#### [Exercise instructions]
Show all lines from the listing below that contain "JSON".

#### [Data]
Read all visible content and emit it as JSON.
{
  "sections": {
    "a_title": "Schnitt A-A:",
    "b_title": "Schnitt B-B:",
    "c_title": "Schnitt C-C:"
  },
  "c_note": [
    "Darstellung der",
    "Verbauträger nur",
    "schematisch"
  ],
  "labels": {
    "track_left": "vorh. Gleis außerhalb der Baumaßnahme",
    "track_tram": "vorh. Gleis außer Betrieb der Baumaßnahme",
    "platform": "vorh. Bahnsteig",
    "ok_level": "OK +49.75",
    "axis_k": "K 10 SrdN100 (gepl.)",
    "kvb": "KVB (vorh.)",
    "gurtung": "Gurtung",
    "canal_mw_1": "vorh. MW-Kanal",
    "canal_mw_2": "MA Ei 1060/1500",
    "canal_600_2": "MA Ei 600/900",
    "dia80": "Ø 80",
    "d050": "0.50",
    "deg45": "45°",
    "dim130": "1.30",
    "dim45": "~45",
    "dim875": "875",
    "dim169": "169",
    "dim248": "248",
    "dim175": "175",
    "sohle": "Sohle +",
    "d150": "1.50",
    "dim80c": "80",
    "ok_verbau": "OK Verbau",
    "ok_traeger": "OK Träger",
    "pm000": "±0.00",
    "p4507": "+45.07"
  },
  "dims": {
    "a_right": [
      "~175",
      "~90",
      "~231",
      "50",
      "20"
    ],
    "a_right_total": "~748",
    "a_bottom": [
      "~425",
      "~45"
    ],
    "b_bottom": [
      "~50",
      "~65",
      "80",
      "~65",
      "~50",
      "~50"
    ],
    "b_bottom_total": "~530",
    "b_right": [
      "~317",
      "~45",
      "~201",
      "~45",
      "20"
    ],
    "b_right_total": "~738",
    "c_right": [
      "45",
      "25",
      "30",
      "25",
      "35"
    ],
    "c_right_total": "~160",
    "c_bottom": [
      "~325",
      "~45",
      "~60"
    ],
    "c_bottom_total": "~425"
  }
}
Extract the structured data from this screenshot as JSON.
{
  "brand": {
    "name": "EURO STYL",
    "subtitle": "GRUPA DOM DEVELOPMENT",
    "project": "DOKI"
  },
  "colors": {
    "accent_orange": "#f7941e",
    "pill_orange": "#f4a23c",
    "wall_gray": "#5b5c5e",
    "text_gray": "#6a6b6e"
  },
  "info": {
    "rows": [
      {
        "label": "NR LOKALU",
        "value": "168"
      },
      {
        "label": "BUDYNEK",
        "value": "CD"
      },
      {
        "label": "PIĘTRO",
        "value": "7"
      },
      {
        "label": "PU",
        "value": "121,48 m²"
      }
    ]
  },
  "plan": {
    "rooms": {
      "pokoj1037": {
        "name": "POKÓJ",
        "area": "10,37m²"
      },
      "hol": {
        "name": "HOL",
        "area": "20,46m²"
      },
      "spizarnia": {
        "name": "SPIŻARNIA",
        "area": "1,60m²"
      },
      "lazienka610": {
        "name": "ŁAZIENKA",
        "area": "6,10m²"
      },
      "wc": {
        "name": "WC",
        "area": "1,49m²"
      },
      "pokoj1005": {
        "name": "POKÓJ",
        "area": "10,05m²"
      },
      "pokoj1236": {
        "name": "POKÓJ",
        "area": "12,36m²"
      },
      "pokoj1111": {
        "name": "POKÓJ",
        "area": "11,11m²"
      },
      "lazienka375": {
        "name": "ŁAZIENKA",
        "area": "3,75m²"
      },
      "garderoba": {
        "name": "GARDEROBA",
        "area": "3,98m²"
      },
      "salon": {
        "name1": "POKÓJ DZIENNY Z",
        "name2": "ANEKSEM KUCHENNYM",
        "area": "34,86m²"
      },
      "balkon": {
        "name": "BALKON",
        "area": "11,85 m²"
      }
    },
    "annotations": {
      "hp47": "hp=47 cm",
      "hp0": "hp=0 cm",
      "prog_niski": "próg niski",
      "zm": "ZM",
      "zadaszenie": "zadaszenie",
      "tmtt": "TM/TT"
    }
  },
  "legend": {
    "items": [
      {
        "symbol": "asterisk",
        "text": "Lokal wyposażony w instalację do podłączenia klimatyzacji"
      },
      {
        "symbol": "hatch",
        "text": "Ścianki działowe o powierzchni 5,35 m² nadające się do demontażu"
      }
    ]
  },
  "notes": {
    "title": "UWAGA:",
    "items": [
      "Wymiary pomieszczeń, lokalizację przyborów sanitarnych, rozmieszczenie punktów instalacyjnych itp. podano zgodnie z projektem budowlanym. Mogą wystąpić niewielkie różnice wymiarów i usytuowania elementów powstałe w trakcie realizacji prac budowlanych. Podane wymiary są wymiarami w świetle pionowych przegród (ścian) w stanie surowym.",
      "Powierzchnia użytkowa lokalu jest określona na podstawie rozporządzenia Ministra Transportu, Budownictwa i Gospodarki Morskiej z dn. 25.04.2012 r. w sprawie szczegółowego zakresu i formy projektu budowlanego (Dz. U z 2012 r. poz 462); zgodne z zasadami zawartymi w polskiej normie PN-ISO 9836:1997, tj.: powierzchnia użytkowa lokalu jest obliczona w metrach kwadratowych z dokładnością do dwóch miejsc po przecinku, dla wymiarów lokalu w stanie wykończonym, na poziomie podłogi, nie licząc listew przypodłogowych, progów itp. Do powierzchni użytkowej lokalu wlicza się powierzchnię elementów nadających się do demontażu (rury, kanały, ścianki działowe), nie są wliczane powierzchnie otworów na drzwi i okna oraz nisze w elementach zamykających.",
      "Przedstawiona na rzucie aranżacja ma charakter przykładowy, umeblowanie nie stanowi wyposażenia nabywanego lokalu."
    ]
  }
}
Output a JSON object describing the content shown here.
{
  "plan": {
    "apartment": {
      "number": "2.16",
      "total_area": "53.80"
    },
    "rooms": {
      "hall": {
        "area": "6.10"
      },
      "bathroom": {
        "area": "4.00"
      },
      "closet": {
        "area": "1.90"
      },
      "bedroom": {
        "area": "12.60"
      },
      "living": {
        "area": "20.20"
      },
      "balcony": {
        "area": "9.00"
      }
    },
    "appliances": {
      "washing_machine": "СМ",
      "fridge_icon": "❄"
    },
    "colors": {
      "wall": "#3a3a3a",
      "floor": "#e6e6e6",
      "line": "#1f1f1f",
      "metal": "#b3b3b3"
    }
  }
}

#### [Written solution]
Read all visible content and emit it as JSON.
Extract the structured data from this screenshot as JSON.
Output a JSON object describing the content shown here.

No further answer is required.